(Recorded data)
════════
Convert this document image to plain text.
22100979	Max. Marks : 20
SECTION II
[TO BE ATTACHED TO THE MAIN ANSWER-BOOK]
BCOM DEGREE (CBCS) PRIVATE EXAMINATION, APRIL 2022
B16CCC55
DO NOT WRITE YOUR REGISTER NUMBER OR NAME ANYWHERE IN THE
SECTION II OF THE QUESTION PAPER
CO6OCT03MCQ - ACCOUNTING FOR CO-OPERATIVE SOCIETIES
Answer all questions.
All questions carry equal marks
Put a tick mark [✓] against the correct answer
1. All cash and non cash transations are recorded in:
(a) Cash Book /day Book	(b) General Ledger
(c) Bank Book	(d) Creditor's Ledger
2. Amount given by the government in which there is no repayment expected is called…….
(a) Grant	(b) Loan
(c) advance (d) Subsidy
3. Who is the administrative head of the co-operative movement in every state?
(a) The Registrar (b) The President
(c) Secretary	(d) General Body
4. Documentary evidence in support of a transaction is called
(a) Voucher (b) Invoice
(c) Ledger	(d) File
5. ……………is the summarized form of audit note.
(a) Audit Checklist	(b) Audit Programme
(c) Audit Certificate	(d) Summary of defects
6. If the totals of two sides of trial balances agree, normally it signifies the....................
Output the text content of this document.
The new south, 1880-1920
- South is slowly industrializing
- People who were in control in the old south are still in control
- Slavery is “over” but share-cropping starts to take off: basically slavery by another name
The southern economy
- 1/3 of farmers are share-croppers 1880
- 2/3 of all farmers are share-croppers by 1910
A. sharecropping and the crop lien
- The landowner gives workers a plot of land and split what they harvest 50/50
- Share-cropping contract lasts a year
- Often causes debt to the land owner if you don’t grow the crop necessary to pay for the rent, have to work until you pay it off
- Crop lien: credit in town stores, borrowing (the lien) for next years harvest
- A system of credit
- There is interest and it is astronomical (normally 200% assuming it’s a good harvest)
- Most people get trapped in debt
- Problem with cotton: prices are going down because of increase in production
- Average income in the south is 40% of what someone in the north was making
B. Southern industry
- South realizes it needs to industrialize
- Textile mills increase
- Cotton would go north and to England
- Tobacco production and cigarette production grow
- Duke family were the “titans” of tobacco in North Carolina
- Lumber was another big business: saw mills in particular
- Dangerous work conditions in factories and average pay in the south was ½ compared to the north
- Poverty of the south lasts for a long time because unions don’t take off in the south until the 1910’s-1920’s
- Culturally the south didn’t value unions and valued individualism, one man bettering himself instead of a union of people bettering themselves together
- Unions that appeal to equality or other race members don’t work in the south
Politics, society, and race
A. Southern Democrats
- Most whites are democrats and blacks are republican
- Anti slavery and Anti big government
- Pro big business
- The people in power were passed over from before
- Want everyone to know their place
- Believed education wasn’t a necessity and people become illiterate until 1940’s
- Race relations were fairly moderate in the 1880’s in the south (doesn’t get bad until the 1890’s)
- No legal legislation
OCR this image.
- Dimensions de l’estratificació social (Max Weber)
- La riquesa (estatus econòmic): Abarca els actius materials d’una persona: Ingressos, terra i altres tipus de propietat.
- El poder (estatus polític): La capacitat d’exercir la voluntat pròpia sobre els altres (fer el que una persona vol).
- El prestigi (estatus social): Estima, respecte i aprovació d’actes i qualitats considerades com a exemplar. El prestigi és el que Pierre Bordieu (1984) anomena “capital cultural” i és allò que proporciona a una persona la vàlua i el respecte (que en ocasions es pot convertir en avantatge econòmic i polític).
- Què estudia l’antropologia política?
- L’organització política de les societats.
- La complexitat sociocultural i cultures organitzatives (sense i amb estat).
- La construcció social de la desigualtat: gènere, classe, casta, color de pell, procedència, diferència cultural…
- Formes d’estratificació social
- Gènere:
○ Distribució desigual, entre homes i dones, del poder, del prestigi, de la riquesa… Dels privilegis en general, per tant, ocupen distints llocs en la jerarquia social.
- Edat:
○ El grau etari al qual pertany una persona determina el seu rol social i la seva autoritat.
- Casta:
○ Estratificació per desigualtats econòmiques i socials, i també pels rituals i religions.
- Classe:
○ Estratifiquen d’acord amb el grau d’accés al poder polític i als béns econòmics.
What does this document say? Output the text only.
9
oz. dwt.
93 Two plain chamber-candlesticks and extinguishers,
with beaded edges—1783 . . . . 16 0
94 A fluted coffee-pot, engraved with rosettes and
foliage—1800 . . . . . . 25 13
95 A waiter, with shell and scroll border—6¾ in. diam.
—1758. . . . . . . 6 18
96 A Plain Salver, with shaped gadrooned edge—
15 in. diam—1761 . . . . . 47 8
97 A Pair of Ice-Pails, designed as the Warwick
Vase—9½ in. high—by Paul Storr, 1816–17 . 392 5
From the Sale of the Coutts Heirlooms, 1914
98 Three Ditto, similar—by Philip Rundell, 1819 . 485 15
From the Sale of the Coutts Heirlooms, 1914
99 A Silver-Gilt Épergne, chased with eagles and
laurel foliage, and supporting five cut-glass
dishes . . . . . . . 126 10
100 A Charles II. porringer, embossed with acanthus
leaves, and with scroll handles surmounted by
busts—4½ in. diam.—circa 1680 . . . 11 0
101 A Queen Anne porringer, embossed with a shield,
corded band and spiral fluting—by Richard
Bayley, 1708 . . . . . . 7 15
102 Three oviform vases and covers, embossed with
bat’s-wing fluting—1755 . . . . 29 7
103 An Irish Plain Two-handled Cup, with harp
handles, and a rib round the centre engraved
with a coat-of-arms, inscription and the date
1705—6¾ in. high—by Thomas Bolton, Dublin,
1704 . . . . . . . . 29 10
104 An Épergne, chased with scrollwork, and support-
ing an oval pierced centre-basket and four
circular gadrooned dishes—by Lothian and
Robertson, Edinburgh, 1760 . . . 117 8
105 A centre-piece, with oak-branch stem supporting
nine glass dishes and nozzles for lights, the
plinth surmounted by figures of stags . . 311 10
════════
◆ Work to complete
Count every line in the entries above where the word "questions" appears; respond with the number alone.

◆ The result
2